### Given instruction
Print out each entry below exactly, please.

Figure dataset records
• • • •
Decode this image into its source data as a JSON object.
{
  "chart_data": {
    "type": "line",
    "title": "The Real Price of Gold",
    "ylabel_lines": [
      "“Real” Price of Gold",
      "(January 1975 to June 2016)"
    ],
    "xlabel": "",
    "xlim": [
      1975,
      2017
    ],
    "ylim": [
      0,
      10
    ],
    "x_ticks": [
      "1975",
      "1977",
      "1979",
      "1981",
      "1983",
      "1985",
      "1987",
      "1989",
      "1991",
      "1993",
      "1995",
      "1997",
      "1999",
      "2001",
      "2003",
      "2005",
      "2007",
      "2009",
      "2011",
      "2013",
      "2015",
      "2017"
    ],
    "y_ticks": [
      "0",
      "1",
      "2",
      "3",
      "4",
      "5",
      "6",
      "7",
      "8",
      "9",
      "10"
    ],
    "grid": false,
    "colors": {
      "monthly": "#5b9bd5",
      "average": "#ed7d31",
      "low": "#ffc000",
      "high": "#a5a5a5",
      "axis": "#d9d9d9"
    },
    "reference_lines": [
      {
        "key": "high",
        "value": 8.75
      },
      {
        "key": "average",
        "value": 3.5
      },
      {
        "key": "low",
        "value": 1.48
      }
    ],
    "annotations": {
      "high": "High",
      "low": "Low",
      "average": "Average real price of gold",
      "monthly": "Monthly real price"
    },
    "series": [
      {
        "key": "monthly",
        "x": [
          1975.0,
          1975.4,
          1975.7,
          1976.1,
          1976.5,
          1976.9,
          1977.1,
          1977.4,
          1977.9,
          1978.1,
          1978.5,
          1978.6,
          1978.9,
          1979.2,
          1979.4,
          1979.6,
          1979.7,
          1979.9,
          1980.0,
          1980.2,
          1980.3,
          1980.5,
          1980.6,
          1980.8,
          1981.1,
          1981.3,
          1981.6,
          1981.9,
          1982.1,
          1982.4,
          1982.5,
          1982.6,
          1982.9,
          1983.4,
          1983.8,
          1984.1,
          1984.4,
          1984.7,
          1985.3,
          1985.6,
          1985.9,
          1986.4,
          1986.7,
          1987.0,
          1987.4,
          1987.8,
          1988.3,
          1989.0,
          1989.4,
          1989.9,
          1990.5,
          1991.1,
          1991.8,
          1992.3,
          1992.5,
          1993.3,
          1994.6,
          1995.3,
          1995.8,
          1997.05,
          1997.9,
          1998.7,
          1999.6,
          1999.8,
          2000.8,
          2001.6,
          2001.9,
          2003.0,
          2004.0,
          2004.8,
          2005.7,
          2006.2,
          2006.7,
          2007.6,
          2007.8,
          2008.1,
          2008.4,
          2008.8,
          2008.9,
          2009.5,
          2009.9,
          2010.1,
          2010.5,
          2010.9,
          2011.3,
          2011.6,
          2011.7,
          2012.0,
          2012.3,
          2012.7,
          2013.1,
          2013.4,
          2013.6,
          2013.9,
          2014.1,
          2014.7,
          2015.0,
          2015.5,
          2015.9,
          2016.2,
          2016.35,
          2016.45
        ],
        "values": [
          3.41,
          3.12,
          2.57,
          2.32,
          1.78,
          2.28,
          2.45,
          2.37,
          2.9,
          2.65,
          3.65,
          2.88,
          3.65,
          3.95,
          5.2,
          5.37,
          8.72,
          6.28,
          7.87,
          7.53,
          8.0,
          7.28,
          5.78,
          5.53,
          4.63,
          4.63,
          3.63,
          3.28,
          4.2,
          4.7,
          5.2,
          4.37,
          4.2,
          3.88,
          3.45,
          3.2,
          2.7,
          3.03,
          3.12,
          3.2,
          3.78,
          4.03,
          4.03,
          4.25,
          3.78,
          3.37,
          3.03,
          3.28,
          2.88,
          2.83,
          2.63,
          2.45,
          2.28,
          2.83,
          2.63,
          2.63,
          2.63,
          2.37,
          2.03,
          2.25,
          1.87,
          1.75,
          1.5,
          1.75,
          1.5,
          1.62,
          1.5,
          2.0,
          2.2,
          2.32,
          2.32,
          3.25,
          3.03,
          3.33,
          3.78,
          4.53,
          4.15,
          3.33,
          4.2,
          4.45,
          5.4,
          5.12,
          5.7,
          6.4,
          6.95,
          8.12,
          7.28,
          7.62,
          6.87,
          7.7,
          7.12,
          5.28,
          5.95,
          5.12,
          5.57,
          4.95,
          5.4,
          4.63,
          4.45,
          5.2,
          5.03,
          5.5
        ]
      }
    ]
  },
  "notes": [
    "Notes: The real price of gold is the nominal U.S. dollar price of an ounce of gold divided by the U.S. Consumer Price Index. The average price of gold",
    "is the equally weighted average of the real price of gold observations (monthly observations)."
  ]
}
• • • •
### Output for this task
Decode this image into its source data as a JSON object.
{
  "chart_data": {
    "type": "line",
    "title": "The Real Price of Gold",
    "ylabel_lines": [
      "“Real” Price of Gold",
      "(January 1975 to June 2016)"
    ],
    "xlabel": "",
    "xlim": [
      1975,
      2017
    ],
    "ylim": [
      0,
      10
    ],
    "x_ticks": [
      "1975",
      "1977",
      "1979",
      "1981",
      "1983",
      "1985",
      "1987",
      "1989",
      "1991",
      "1993",
      "1995",
      "1997",
      "1999",
      "2001",
      "2003",
      "2005",
      "2007",
      "2009",
      "2011",
      "2013",
      "2015",
      "2017"
    ],
    "y_ticks": [
      "0",
      "1",
      "2",
      "3",
      "4",
      "5",
      "6",
      "7",
      "8",
      "9",
      "10"
    ],
    "grid": false,
    "colors": {
      "monthly": "#5b9bd5",
      "average": "#ed7d31",
      "low": "#ffc000",
      "high": "#a5a5a5",
      "axis": "#d9d9d9"
    },
    "reference_lines": [
      {
        "key": "high",
        "value": 8.75
      },
      {
        "key": "average",
        "value": 3.5
      },
      {
        "key": "low",
        "value": 1.48
      }
    ],
    "annotations": {
      "high": "High",
      "low": "Low",
      "average": "Average real price of gold",
      "monthly": "Monthly real price"
    },
    "series": [
      {
        "key": "monthly",
        "x": [
          1975.0,
          1975.4,
          1975.7,
          1976.1,
          1976.5,
          1976.9,
          1977.1,
          1977.4,
          1977.9,
          1978.1,
          1978.5,
          1978.6,
          1978.9,
          1979.2,
          1979.4,
          1979.6,
          1979.7,
          1979.9,
          1980.0,
          1980.2,
          1980.3,
          1980.5,
          1980.6,
          1980.8,
          1981.1,
          1981.3,
          1981.6,
          1981.9,
          1982.1,
          1982.4,
          1982.5,
          1982.6,
          1982.9,
          1983.4,
          1983.8,
          1984.1,
          1984.4,
          1984.7,
          1985.3,
          1985.6,
          1985.9,
          1986.4,
          1986.7,
          1987.0,
          1987.4,
          1987.8,
          1988.3,
          1989.0,
          1989.4,
          1989.9,
          1990.5,
          1991.1,
          1991.8,
          1992.3,
          1992.5,
          1993.3,
          1994.6,
          1995.3,
          1995.8,
          1997.05,
          1997.9,
          1998.7,
          1999.6,
          1999.8,
          2000.8,
          2001.6,
          2001.9,
          2003.0,
          2004.0,
          2004.8,
          2005.7,
          2006.2,
          2006.7,
          2007.6,
          2007.8,
          2008.1,
          2008.4,
          2008.8,
          2008.9,
          2009.5,
          2009.9,
          2010.1,
          2010.5,
          2010.9,
          2011.3,
          2011.6,
          2011.7,
          2012.0,
          2012.3,
          2012.7,
          2013.1,
          2013.4,
          2013.6,
          2013.9,
          2014.1,
          2014.7,
          2015.0,
          2015.5,
          2015.9,
          2016.2,
          2016.35,
          2016.45
        ],
        "values": [
          3.41,
          3.12,
          2.57,
          2.32,
          1.78,
          2.28,
          2.45,
          2.37,
          2.9,
          2.65,
          3.65,
          2.88,
          3.65,
          3.95,
          5.2,
          5.37,
          8.72,
          6.28,
          7.87,
          7.53,
          8.0,
          7.28,
          5.78,
          5.53,
          4.63,
          4.63,
          3.63,
          3.28,
          4.2,
          4.7,
          5.2,
          4.37,
          4.2,
          3.88,
          3.45,
          3.2,
          2.7,
          3.03,
          3.12,
          3.2,
          3.78,
          4.03,
          4.03,
          4.25,
          3.78,
          3.37,
          3.03,
          3.28,
          2.88,
          2.83,
          2.63,
          2.45,
          2.28,
          2.83,
          2.63,
          2.63,
          2.63,
          2.37,
          2.03,
          2.25,
          1.87,
          1.75,
          1.5,
          1.75,
          1.5,
          1.62,
          1.5,
          2.0,
          2.2,
          2.32,
          2.32,
          3.25,
          3.03,
          3.33,
          3.78,
          4.53,
          4.15,
          3.33,
          4.2,
          4.45,
          5.4,
          5.12,
          5.7,
          6.4,
          6.95,
          8.12,
          7.28,
          7.62,
          6.87,
          7.7,
          7.12,
          5.28,
          5.95,
          5.12,
          5.57,
          4.95,
          5.4,
          4.63,
          4.45,
          5.2,
          5.03,
          5.5
        ]
      }
    ]
  },
  "notes": [
    "Notes: The real price of gold is the nominal U.S. dollar price of an ounce of gold divided by the U.S. Consumer Price Index. The average price of gold",
    "is the equally weighted average of the real price of gold observations (monthly observations)."
  ]
}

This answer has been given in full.